▸ TEKSTFRAGMENT:
* * * *

Er waren ook een paar prototypes die nooit zijn uitgebracht: de Falcon 040 (gebaseerd op een Motorola 68040, nieuwe behuizing en nieuwe poorten), de ST Pad (draagbare computer ter grootte van een A4'tje, met pen te bedienen, handheld, met een onverlicht, monochroom lcd-scherm. Deze was afgeleid van de ST Book en was de voorloper van de huidige pda's) en de STylus (een Apple-Newtonachtige palmtop).

Randapparatuur

  • SF354 — Single-sided double-density 3½ floppy drive (360K)
  • SF314 — Double-sided double-density 3½ floppy drive (720K)
  • SM124 — Monochrome monitor, 12"-scherm, 640×400 pixels, zonder monitorvoet
  • SM125 — Monochrome monitor, 12"-scherm, 640×400 pixels, mét monitorvoet
  • SM144 — Monochrome monitor, 14"-scherm, met luidspreker, past boven op de Mega STE
  • SM147 — Monochrome monitor, 14"-scherm, zonder luidspreker, verving SM124
  • SC1224 — Kleurenmonitor, 12"-scherm, 640×200 pixels plus luidspreker
  • SC1435 — Kleurenmonitor, 14"-scherm, stereoluidsprekers, verving SC1224 (opnieuw uitgebracht als Magnavox 1CM135)

* * * *

▸ BESCHIKBARE GEGEVENS:
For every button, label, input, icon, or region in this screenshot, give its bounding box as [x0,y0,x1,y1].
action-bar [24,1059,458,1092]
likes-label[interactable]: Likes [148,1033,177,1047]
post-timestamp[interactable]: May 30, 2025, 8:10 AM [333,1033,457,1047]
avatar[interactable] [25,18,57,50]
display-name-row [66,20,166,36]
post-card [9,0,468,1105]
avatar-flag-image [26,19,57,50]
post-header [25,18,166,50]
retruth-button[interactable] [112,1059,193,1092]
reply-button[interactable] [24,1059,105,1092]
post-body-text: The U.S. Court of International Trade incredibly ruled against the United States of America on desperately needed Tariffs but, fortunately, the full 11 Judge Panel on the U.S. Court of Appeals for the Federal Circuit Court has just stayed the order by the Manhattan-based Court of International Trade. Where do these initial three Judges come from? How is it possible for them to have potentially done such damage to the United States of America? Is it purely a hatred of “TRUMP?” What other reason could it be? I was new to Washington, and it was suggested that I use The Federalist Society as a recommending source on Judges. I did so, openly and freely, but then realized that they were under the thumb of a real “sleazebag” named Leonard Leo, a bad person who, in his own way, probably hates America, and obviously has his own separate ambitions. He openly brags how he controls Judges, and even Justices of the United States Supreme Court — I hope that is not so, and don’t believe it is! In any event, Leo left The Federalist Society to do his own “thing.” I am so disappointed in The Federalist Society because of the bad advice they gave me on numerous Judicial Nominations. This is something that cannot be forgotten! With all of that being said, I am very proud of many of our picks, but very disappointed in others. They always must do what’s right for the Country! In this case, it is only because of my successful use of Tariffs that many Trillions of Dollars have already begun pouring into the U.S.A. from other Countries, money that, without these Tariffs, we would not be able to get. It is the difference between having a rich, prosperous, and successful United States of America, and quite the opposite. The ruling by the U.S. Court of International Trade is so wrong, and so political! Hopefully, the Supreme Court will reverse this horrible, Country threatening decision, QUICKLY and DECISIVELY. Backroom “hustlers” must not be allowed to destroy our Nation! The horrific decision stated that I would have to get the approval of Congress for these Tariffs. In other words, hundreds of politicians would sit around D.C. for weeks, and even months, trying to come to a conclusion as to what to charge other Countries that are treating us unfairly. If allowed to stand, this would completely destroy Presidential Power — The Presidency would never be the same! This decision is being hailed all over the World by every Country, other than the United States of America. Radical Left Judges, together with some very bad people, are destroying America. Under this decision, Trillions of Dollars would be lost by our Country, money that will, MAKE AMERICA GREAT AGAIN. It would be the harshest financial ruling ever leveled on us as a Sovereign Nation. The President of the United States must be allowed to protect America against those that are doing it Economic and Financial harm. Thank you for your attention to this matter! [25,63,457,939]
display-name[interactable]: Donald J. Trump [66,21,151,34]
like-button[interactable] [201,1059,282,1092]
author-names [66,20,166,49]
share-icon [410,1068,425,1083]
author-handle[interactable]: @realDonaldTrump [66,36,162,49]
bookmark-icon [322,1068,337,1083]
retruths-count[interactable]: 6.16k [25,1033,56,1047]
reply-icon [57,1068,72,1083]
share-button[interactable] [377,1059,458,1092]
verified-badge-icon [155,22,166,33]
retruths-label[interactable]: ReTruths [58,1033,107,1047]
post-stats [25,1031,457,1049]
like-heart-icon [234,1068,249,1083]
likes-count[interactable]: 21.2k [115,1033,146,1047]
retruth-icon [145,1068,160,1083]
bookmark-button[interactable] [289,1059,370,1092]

* * * *

▸ OPDRACHTEN:
A. Neem uit het tekstfragment letterlijk over van "Er waren ook" tot "floppy drive (720K)".
B. Welke typenummers van monochrome monitors worden in het tekstfragment genoemd? Noem ze allemaal.

▸ ANTWOORDEN:
A.
Er waren ook een paar prototypes die nooit zijn uitgebracht: de Falcon 040 (gebaseerd op een Motorola 68040, nieuwe behuizing en nieuwe poorten), de ST Pad (draagbare computer ter grootte van een A4'tje, met pen te bedienen, handheld, met een onverlicht, monochroom lcd-scherm. Deze was afgeleid van de ST Book en was de voorloper van de huidige pda's) en de STylus (een Apple-Newtonachtige palmtop).

Randapparatuur

  • SF354 — Single-sided double-density 3½ floppy drive (360K)
  • SF314 — Double-sided double-density 3½ floppy drive (720K)

B. SM124, SM125, SM144, SM147